**Direction**
Below are the records; locate each line with the word "title" and copy it.

**Dataset extract**
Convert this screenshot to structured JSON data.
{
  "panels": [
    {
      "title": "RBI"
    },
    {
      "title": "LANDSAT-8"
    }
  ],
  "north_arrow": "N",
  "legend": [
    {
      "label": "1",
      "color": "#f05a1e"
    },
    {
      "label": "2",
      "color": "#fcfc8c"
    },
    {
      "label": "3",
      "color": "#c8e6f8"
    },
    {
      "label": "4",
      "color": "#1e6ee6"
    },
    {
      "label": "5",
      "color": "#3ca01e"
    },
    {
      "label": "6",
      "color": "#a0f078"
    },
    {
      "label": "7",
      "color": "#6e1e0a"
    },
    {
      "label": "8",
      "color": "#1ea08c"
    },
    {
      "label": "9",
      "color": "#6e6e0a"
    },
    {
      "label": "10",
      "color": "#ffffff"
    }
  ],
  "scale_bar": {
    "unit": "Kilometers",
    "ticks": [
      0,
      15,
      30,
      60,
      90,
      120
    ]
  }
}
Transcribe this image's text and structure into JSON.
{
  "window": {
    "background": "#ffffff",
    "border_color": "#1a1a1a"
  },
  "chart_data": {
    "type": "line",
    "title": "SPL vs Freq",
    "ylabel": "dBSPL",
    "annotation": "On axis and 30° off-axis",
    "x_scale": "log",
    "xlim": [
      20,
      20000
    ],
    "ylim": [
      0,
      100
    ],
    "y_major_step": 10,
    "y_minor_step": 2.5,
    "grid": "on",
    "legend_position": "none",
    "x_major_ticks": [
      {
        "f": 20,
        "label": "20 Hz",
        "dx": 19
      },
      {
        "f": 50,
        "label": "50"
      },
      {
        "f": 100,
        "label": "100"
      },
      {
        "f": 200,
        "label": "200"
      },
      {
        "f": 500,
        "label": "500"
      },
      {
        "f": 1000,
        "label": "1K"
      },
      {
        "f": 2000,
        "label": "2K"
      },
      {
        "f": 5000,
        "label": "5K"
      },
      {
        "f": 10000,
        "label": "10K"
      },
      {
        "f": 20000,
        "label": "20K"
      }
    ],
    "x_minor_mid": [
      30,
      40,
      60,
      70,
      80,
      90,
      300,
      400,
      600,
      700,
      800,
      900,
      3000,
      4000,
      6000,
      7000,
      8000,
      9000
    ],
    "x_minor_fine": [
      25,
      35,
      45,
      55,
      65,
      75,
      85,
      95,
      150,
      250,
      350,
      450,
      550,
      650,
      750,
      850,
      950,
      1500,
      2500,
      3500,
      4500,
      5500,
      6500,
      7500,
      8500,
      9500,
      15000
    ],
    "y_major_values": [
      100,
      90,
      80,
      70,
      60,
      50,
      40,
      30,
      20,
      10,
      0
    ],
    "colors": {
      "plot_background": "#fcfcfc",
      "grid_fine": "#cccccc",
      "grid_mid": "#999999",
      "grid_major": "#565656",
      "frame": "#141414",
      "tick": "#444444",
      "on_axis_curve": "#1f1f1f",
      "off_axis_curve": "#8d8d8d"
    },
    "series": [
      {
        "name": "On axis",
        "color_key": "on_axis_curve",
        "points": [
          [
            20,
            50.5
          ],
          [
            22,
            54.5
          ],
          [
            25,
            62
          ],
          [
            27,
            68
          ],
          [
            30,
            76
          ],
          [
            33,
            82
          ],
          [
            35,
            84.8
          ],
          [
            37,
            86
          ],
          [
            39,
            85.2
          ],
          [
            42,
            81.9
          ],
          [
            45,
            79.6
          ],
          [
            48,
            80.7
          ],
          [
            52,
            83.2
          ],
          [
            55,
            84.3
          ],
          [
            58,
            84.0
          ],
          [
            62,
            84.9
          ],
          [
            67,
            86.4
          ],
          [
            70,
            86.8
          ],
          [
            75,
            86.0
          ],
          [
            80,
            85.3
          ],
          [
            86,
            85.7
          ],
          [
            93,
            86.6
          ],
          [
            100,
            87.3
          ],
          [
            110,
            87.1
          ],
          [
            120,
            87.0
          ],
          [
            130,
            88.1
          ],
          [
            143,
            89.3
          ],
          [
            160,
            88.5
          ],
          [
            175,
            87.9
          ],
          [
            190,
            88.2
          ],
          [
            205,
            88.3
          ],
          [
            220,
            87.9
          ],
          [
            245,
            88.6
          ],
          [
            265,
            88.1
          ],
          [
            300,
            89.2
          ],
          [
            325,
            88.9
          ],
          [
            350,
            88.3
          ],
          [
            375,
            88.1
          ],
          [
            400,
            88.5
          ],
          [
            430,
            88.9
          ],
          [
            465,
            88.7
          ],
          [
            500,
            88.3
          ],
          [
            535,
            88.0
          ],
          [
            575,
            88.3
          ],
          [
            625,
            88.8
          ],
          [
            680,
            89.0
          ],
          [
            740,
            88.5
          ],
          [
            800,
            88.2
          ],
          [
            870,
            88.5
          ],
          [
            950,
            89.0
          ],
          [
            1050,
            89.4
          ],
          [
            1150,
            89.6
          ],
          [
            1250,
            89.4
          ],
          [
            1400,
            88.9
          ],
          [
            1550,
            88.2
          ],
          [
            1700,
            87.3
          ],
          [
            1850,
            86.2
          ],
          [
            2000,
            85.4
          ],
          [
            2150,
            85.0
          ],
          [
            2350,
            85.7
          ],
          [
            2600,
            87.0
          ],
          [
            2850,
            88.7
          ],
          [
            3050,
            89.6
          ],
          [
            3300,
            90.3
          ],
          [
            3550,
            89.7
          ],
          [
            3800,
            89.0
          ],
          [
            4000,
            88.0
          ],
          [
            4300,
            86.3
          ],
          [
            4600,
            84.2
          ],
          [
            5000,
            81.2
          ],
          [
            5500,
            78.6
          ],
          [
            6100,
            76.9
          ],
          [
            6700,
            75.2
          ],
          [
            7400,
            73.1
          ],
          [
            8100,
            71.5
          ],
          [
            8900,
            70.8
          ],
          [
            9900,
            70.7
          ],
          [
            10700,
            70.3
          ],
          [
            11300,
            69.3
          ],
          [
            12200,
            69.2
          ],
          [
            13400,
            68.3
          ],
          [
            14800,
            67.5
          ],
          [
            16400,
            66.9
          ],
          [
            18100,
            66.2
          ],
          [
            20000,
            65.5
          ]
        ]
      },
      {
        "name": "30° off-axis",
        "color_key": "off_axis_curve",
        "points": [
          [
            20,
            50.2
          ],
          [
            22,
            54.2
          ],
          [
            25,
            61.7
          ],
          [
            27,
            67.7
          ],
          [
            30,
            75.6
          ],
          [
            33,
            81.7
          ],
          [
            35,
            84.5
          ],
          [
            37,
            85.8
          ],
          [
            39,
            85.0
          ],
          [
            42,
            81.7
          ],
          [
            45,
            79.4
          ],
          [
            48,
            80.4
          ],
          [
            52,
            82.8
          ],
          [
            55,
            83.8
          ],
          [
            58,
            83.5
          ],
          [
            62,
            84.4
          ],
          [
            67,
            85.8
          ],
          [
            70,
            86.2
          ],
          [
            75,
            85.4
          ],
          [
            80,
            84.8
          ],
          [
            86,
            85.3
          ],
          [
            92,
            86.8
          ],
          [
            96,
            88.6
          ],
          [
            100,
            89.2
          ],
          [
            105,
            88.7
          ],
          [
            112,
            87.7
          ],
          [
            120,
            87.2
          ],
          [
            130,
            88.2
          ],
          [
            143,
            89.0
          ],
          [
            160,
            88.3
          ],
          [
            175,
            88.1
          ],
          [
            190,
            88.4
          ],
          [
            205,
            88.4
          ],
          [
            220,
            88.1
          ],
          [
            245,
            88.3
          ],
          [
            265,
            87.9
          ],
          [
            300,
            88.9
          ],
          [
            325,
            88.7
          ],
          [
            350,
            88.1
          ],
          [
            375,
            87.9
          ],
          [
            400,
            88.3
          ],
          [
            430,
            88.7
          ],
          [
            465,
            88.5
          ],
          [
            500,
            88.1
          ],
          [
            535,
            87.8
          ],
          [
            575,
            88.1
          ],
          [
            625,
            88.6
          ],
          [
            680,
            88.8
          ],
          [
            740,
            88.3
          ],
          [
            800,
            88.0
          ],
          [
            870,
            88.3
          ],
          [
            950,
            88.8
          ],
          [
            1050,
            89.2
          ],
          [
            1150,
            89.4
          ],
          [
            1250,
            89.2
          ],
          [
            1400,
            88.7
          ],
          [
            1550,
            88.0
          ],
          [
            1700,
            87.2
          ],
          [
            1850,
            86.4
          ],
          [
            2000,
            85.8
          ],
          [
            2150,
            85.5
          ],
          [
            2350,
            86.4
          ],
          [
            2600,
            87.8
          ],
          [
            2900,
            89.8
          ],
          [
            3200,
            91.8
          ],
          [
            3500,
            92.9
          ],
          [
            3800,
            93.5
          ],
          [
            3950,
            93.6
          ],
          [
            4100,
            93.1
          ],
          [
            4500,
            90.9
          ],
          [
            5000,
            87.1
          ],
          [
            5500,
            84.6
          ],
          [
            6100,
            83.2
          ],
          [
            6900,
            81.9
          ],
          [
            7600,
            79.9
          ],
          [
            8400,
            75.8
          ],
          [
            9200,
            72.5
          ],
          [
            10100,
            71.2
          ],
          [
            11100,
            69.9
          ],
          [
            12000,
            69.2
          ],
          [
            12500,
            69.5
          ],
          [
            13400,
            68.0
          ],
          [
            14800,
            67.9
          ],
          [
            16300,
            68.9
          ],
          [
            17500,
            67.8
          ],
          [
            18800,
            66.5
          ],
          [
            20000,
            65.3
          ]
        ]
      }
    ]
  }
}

**Solution to the exercise**
      "title": "RBI"
      "title": "LANDSAT-8"
    "title": "SPL vs Freq",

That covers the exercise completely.